EXERCISE DATA:
_____
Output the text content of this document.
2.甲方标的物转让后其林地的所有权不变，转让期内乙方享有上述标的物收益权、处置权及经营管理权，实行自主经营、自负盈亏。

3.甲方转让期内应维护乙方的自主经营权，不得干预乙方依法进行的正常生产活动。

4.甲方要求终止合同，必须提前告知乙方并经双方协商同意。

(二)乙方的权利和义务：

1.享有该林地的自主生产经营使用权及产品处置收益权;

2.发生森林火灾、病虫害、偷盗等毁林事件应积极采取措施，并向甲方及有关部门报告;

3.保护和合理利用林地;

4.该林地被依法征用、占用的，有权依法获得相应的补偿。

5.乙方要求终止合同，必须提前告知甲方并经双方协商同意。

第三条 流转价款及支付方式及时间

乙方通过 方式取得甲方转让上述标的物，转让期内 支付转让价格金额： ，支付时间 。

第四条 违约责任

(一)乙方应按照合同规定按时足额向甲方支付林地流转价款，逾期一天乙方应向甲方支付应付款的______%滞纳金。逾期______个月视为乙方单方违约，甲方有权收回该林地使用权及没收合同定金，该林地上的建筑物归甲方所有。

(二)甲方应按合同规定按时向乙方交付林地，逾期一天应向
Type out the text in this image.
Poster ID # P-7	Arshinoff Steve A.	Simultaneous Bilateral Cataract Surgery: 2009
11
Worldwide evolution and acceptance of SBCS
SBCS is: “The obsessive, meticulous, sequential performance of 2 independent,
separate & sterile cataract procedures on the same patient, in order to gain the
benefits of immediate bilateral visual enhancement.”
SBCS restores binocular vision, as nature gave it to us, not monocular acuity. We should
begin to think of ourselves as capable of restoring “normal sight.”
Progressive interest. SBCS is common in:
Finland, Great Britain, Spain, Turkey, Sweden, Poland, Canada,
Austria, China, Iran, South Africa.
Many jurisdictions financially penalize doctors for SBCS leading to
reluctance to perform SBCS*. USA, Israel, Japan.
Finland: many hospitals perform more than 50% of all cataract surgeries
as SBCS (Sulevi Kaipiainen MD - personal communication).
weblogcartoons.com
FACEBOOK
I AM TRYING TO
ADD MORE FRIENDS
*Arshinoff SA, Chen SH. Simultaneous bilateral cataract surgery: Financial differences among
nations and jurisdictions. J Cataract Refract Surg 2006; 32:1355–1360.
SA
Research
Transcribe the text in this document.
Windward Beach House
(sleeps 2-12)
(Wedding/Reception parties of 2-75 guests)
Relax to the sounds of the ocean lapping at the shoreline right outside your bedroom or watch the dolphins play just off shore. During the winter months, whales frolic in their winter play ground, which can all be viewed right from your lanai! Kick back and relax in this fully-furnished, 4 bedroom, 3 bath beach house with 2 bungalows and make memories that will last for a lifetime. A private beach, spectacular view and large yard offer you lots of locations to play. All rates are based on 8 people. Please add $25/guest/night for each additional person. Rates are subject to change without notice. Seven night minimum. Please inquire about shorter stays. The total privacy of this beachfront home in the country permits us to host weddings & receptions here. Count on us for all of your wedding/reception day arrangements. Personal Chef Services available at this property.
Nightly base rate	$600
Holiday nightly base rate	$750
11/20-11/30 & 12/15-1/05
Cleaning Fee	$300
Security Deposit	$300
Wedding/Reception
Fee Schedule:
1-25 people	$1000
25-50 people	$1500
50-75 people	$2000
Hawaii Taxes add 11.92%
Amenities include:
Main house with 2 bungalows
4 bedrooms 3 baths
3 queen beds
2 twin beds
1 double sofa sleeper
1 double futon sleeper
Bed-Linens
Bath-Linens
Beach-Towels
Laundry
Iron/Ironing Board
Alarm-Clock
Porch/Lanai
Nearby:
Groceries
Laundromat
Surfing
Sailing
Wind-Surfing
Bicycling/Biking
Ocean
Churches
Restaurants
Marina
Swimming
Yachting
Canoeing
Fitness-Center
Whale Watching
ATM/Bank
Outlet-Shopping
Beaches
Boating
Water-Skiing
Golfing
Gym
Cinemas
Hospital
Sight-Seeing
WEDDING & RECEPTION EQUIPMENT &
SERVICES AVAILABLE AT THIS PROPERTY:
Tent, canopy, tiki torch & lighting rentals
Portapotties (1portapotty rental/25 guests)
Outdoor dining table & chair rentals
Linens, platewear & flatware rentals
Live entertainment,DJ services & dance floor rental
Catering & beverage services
_____
TASK INSTRUCTIONS: Output every line above without altering anything.

RESULT OF THIS TASK:
Output the text content of this document.
2.甲方标的物转让后其林地的所有权不变，转让期内乙方享有上述标的物收益权、处置权及经营管理权，实行自主经营、自负盈亏。

3.甲方转让期内应维护乙方的自主经营权，不得干预乙方依法进行的正常生产活动。

4.甲方要求终止合同，必须提前告知乙方并经双方协商同意。

(二)乙方的权利和义务：

1.享有该林地的自主生产经营使用权及产品处置收益权;

2.发生森林火灾、病虫害、偷盗等毁林事件应积极采取措施，并向甲方及有关部门报告;

3.保护和合理利用林地;

4.该林地被依法征用、占用的，有权依法获得相应的补偿。

5.乙方要求终止合同，必须提前告知甲方并经双方协商同意。

第三条 流转价款及支付方式及时间

乙方通过 方式取得甲方转让上述标的物，转让期内 支付转让价格金额： ，支付时间 。

第四条 违约责任

(一)乙方应按照合同规定按时足额向甲方支付林地流转价款，逾期一天乙方应向甲方支付应付款的______%滞纳金。逾期______个月视为乙方单方违约，甲方有权收回该林地使用权及没收合同定金，该林地上的建筑物归甲方所有。

(二)甲方应按合同规定按时向乙方交付林地，逾期一天应向
Type out the text in this image.
Poster ID # P-7	Arshinoff Steve A.	Simultaneous Bilateral Cataract Surgery: 2009
11
Worldwide evolution and acceptance of SBCS
SBCS is: “The obsessive, meticulous, sequential performance of 2 independent,
separate & sterile cataract procedures on the same patient, in order to gain the
benefits of immediate bilateral visual enhancement.”
SBCS restores binocular vision, as nature gave it to us, not monocular acuity. We should
begin to think of ourselves as capable of restoring “normal sight.”
Progressive interest. SBCS is common in:
Finland, Great Britain, Spain, Turkey, Sweden, Poland, Canada,
Austria, China, Iran, South Africa.
Many jurisdictions financially penalize doctors for SBCS leading to
reluctance to perform SBCS*. USA, Israel, Japan.
Finland: many hospitals perform more than 50% of all cataract surgeries
as SBCS (Sulevi Kaipiainen MD - personal communication).
weblogcartoons.com
FACEBOOK
I AM TRYING TO
ADD MORE FRIENDS
*Arshinoff SA, Chen SH. Simultaneous bilateral cataract surgery: Financial differences among
nations and jurisdictions. J Cataract Refract Surg 2006; 32:1355–1360.
SA
Research
Transcribe the text in this document.
Windward Beach House
(sleeps 2-12)
(Wedding/Reception parties of 2-75 guests)
Relax to the sounds of the ocean lapping at the shoreline right outside your bedroom or watch the dolphins play just off shore. During the winter months, whales frolic in their winter play ground, which can all be viewed right from your lanai! Kick back and relax in this fully-furnished, 4 bedroom, 3 bath beach house with 2 bungalows and make memories that will last for a lifetime. A private beach, spectacular view and large yard offer you lots of locations to play. All rates are based on 8 people. Please add $25/guest/night for each additional person. Rates are subject to change without notice. Seven night minimum. Please inquire about shorter stays. The total privacy of this beachfront home in the country permits us to host weddings & receptions here. Count on us for all of your wedding/reception day arrangements. Personal Chef Services available at this property.
Nightly base rate	$600
Holiday nightly base rate	$750
11/20-11/30 & 12/15-1/05
Cleaning Fee	$300
Security Deposit	$300
Wedding/Reception
Fee Schedule:
1-25 people	$1000
25-50 people	$1500
50-75 people	$2000
Hawaii Taxes add 11.92%
Amenities include:
Main house with 2 bungalows
4 bedrooms 3 baths
3 queen beds
2 twin beds
1 double sofa sleeper
1 double futon sleeper
Bed-Linens
Bath-Linens
Beach-Towels
Laundry
Iron/Ironing Board
Alarm-Clock
Porch/Lanai
Nearby:
Groceries
Laundromat
Surfing
Sailing
Wind-Surfing
Bicycling/Biking
Ocean
Churches
Restaurants
Marina
Swimming
Yachting
Canoeing
Fitness-Center
Whale Watching
ATM/Bank
Outlet-Shopping
Beaches
Boating
Water-Skiing
Golfing
Gym
Cinemas
Hospital
Sight-Seeing
WEDDING & RECEPTION EQUIPMENT &
SERVICES AVAILABLE AT THIS PROPERTY:
Tent, canopy, tiki torch & lighting rentals
Portapotties (1portapotty rental/25 guests)
Outdoor dining table & chair rentals
Linens, platewear & flatware rentals
Live entertainment,DJ services & dance floor rental
Catering & beverage services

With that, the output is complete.